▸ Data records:
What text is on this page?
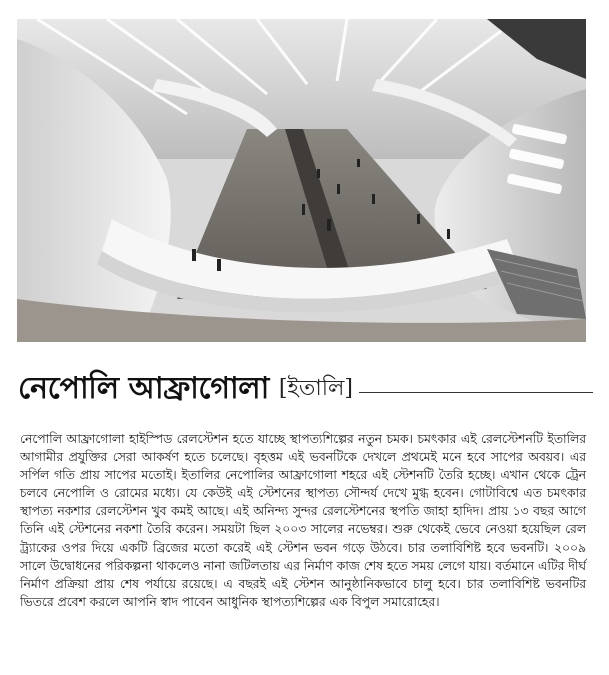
নেপোলি আফ্রাগোলা [ইতালি]
নেপোলি আফ্রাগোলা হাইস্পিড রেলস্টেশন হতে যাচ্ছে স্থাপত্যশিল্পের নতুন চমক। চমৎকার এই রেলস্টেশনটি ইতালির আগামীর প্রযুক্তির সেরা আকর্ষণ হতে চলেছে। বৃহত্তম এই ভবনটিকে দেখলে প্রথমেই মনে হবে সাপের অবয়ব। এর সর্পিল গতি প্রায় সাপের মতোই। ইতালির নেপোলির আফ্রাগোলা শহরে এই স্টেশনটি তৈরি হচ্ছে। এখান থেকে ট্রেন চলবে নেপোলি ও রোমের মধ্যে। যে কেউই এই স্টেশনের স্থাপত্য সৌন্দর্য দেখে মুগ্ধ হবেন। গোটাবিশ্বে এত চমৎকার স্থাপত্য নকশার রেলস্টেশন খুব কমই আছে। এই অনিন্দ্য সুন্দর রেলস্টেশনের স্থপতি জাহা হাদিদ। প্রায় ১৩ বছর আগে তিনি এই স্টেশনের নকশা তৈরি করেন। সময়টা ছিল ২০০৩ সালের নভেম্বর। শুরু থেকেই ভেবে নেওয়া হয়েছিল রেল ট্র্যাকের ওপর দিয়ে একটি ব্রিজের মতো করেই এই স্টেশন ভবন গড়ে উঠবে। চার তলাবিশিষ্ট হবে ভবনটি। ২০০৯ সালে উদ্বোধনের পরিকল্পনা থাকলেও নানা জটিলতায় এর নির্মাণ কাজ শেষ হতে সময় লেগে যায়। বর্তমানে এটির দীর্ঘ নির্মাণ প্রক্রিয়া প্রায় শেষ পর্যায়ে রয়েছে। এ বছরই এই স্টেশন আনুষ্ঠানিকভাবে চালু হবে। চার তলাবিশিষ্ট ভবনটির ভিতরে প্রবেশ করলে আপনি স্বাদ পাবেন আধুনিক স্থাপত্যশিল্পের এক বিপুল সমারোহের।
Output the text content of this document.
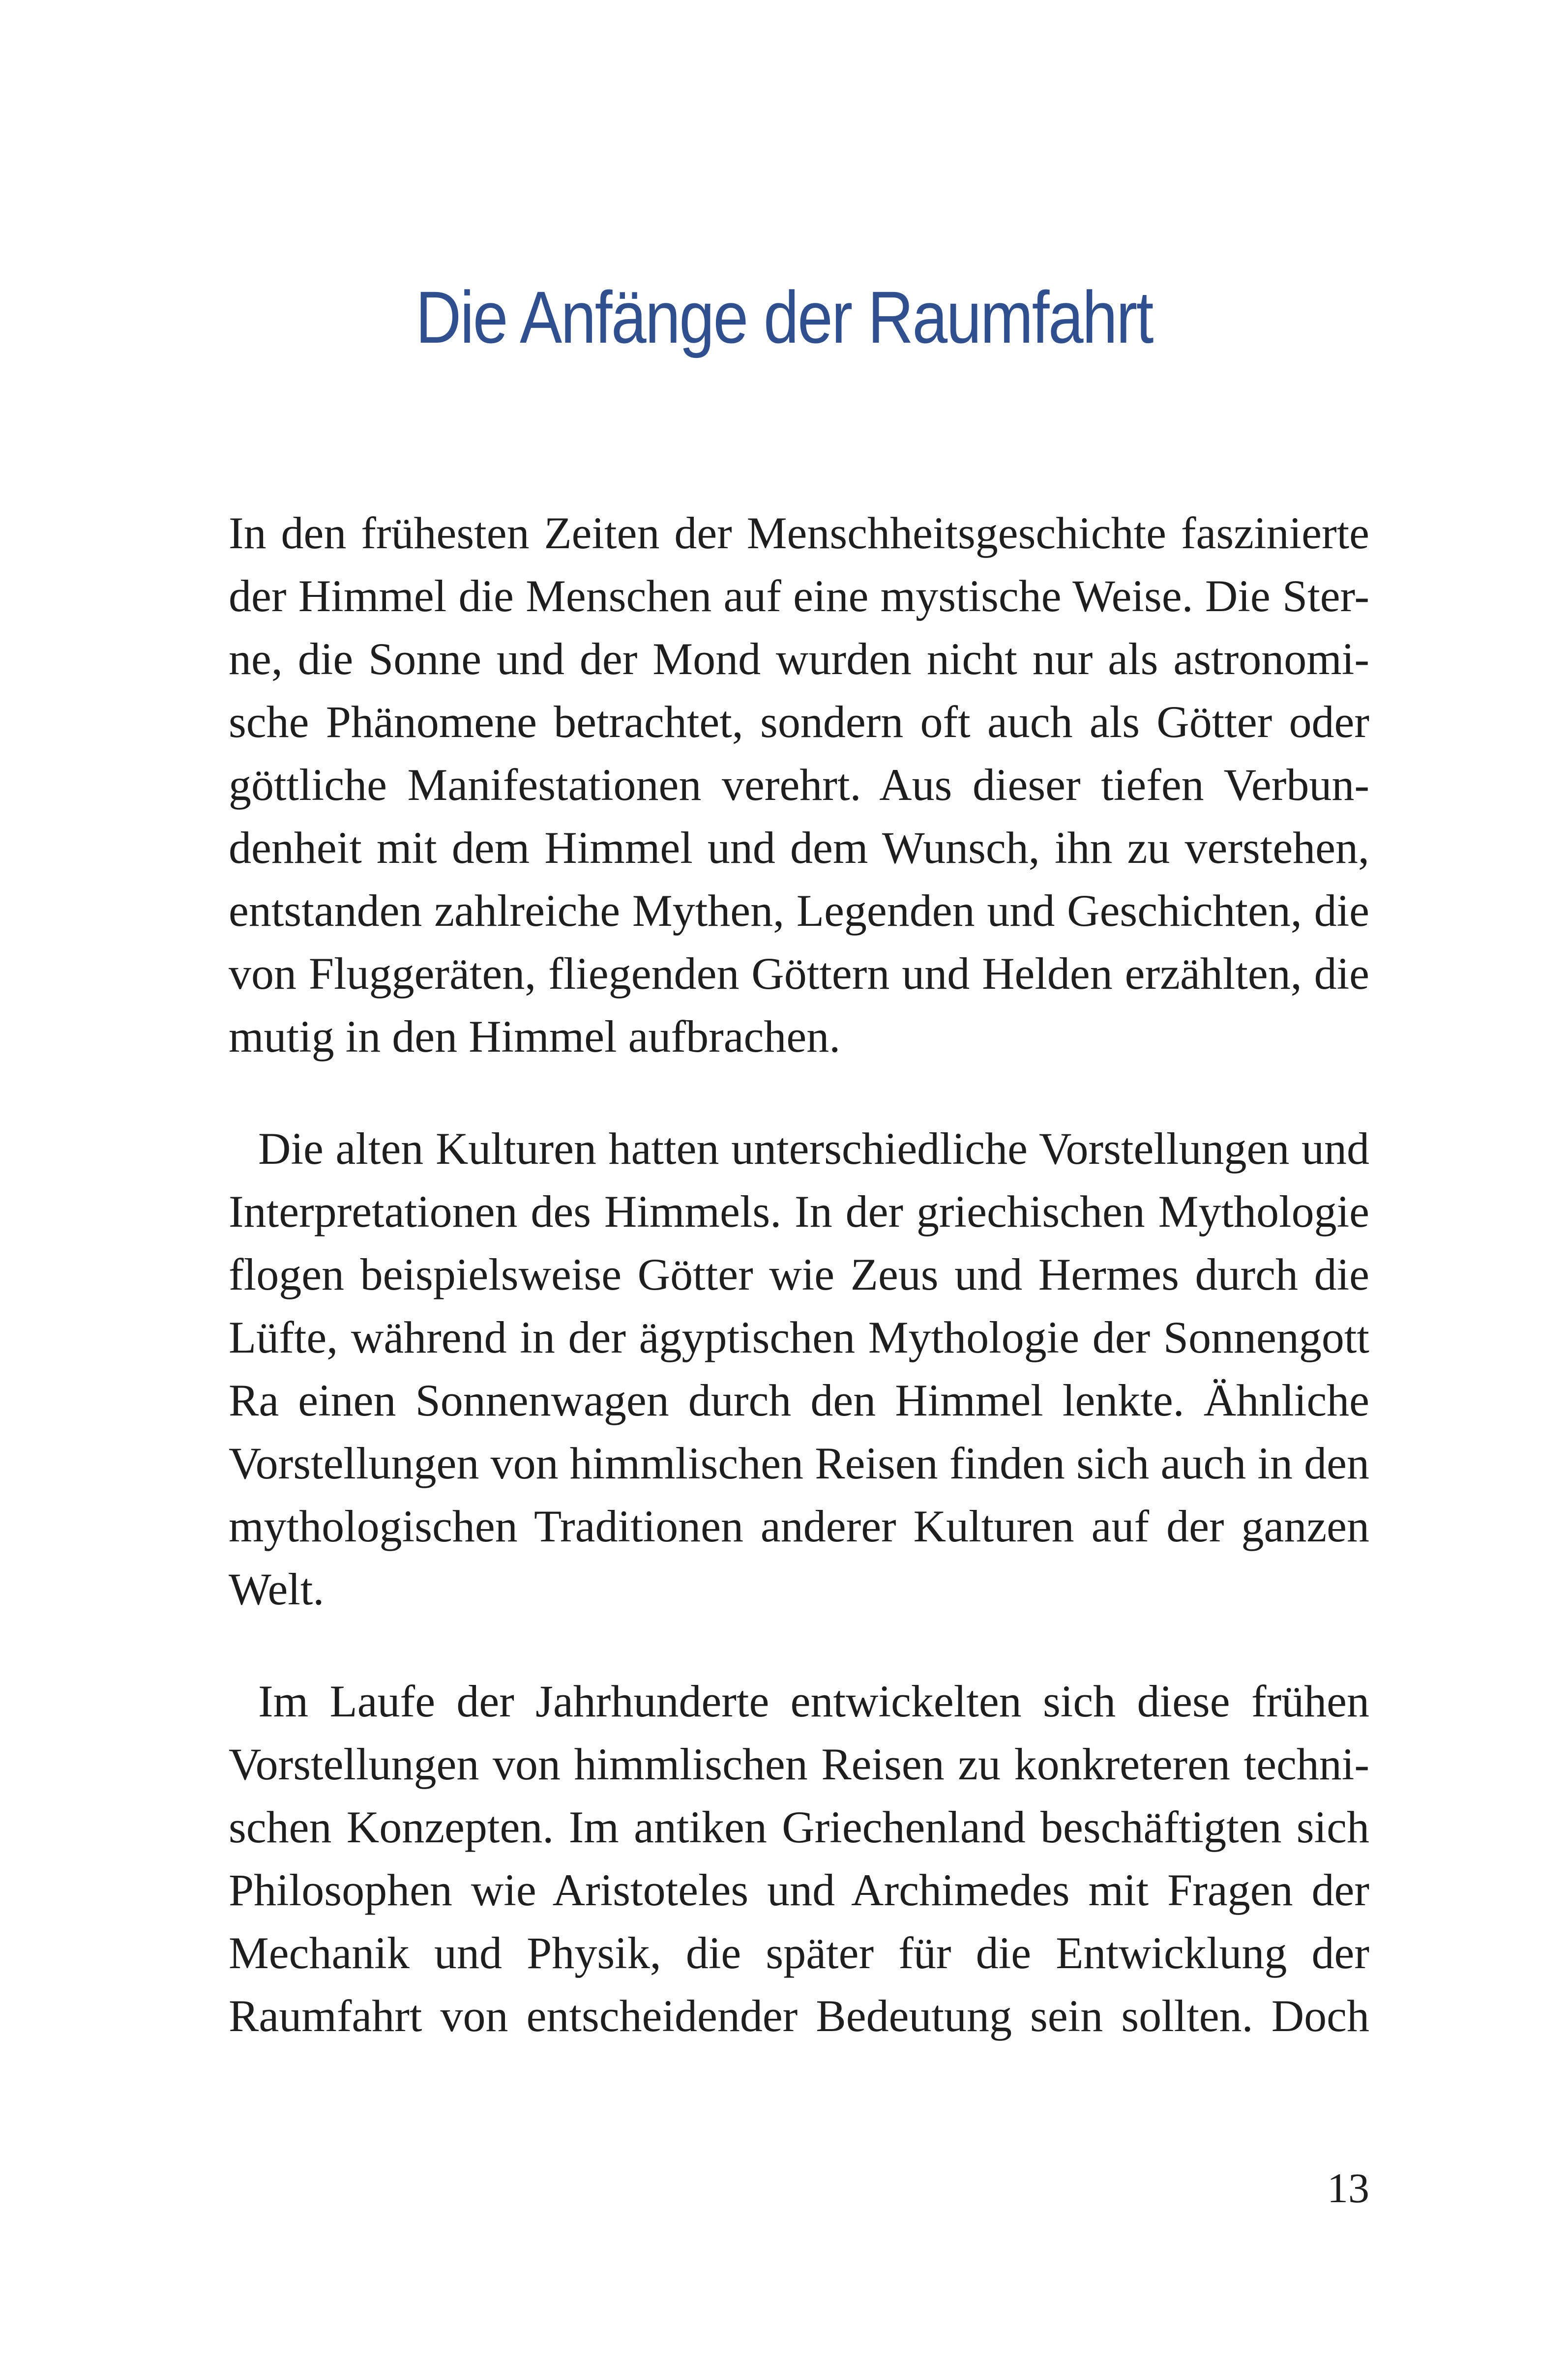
Die Anfänge der Raumfahrt
In den frühesten Zeiten der Menschheitsgeschichte faszinierte
der Himmel die Menschen auf eine mystische Weise. Die Ster-
ne, die Sonne und der Mond wurden nicht nur als astronomi-
sche Phänomene betrachtet, sondern oft auch als Götter oder
göttliche Manifestationen verehrt. Aus dieser tiefen Verbun-
denheit mit dem Himmel und dem Wunsch, ihn zu verstehen,
entstanden zahlreiche Mythen, Legenden und Geschichten, die
von Fluggeräten, fliegenden Göttern und Helden erzählten, die
mutig in den Himmel aufbrachen.
Die alten Kulturen hatten unterschiedliche Vorstellungen und
Interpretationen des Himmels. In der griechischen Mythologie
flogen beispielsweise Götter wie Zeus und Hermes durch die
Lüfte, während in der ägyptischen Mythologie der Sonnengott
Ra einen Sonnenwagen durch den Himmel lenkte. Ähnliche
Vorstellungen von himmlischen Reisen finden sich auch in den
mythologischen Traditionen anderer Kulturen auf der ganzen
Welt.
Im Laufe der Jahrhunderte entwickelten sich diese frühen
Vorstellungen von himmlischen Reisen zu konkreteren techni-
schen Konzepten. Im antiken Griechenland beschäftigten sich
Philosophen wie Aristoteles und Archimedes mit Fragen der
Mechanik und Physik, die später für die Entwicklung der
Raumfahrt von entscheidender Bedeutung sein sollten. Doch
13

▸ Work required:
Output a faithful copy of the data, with each picture left out.

▸ Solution to this exercise:
What text is on this page?
নেপোলি আফ্রাগোলা [ইতালি]
নেপোলি আফ্রাগোলা হাইস্পিড রেলস্টেশন হতে যাচ্ছে স্থাপত্যশিল্পের নতুন চমক। চমৎকার এই রেলস্টেশনটি ইতালির আগামীর প্রযুক্তির সেরা আকর্ষণ হতে চলেছে। বৃহত্তম এই ভবনটিকে দেখলে প্রথমেই মনে হবে সাপের অবয়ব। এর সর্পিল গতি প্রায় সাপের মতোই। ইতালির নেপোলির আফ্রাগোলা শহরে এই স্টেশনটি তৈরি হচ্ছে। এখান থেকে ট্রেন চলবে নেপোলি ও রোমের মধ্যে। যে কেউই এই স্টেশনের স্থাপত্য সৌন্দর্য দেখে মুগ্ধ হবেন। গোটাবিশ্বে এত চমৎকার স্থাপত্য নকশার রেলস্টেশন খুব কমই আছে। এই অনিন্দ্য সুন্দর রেলস্টেশনের স্থপতি জাহা হাদিদ। প্রায় ১৩ বছর আগে তিনি এই স্টেশনের নকশা তৈরি করেন। সময়টা ছিল ২০০৩ সালের নভেম্বর। শুরু থেকেই ভেবে নেওয়া হয়েছিল রেল ট্র্যাকের ওপর দিয়ে একটি ব্রিজের মতো করেই এই স্টেশন ভবন গড়ে উঠবে। চার তলাবিশিষ্ট হবে ভবনটি। ২০০৯ সালে উদ্বোধনের পরিকল্পনা থাকলেও নানা জটিলতায় এর নির্মাণ কাজ শেষ হতে সময় লেগে যায়। বর্তমানে এটির দীর্ঘ নির্মাণ প্রক্রিয়া প্রায় শেষ পর্যায়ে রয়েছে। এ বছরই এই স্টেশন আনুষ্ঠানিকভাবে চালু হবে। চার তলাবিশিষ্ট ভবনটির ভিতরে প্রবেশ করলে আপনি স্বাদ পাবেন আধুনিক স্থাপত্যশিল্পের এক বিপুল সমারোহের।
Output the text content of this document.
Die Anfänge der Raumfahrt
In den frühesten Zeiten der Menschheitsgeschichte faszinierte
der Himmel die Menschen auf eine mystische Weise. Die Ster-
ne, die Sonne und der Mond wurden nicht nur als astronomi-
sche Phänomene betrachtet, sondern oft auch als Götter oder
göttliche Manifestationen verehrt. Aus dieser tiefen Verbun-
denheit mit dem Himmel und dem Wunsch, ihn zu verstehen,
entstanden zahlreiche Mythen, Legenden und Geschichten, die
von Fluggeräten, fliegenden Göttern und Helden erzählten, die
mutig in den Himmel aufbrachen.
Die alten Kulturen hatten unterschiedliche Vorstellungen und
Interpretationen des Himmels. In der griechischen Mythologie
flogen beispielsweise Götter wie Zeus und Hermes durch die
Lüfte, während in der ägyptischen Mythologie der Sonnengott
Ra einen Sonnenwagen durch den Himmel lenkte. Ähnliche
Vorstellungen von himmlischen Reisen finden sich auch in den
mythologischen Traditionen anderer Kulturen auf der ganzen
Welt.
Im Laufe der Jahrhunderte entwickelten sich diese frühen
Vorstellungen von himmlischen Reisen zu konkreteren techni-
schen Konzepten. Im antiken Griechenland beschäftigten sich
Philosophen wie Aristoteles und Archimedes mit Fragen der
Mechanik und Physik, die später für die Entwicklung der
Raumfahrt von entscheidender Bedeutung sein sollten. Doch
13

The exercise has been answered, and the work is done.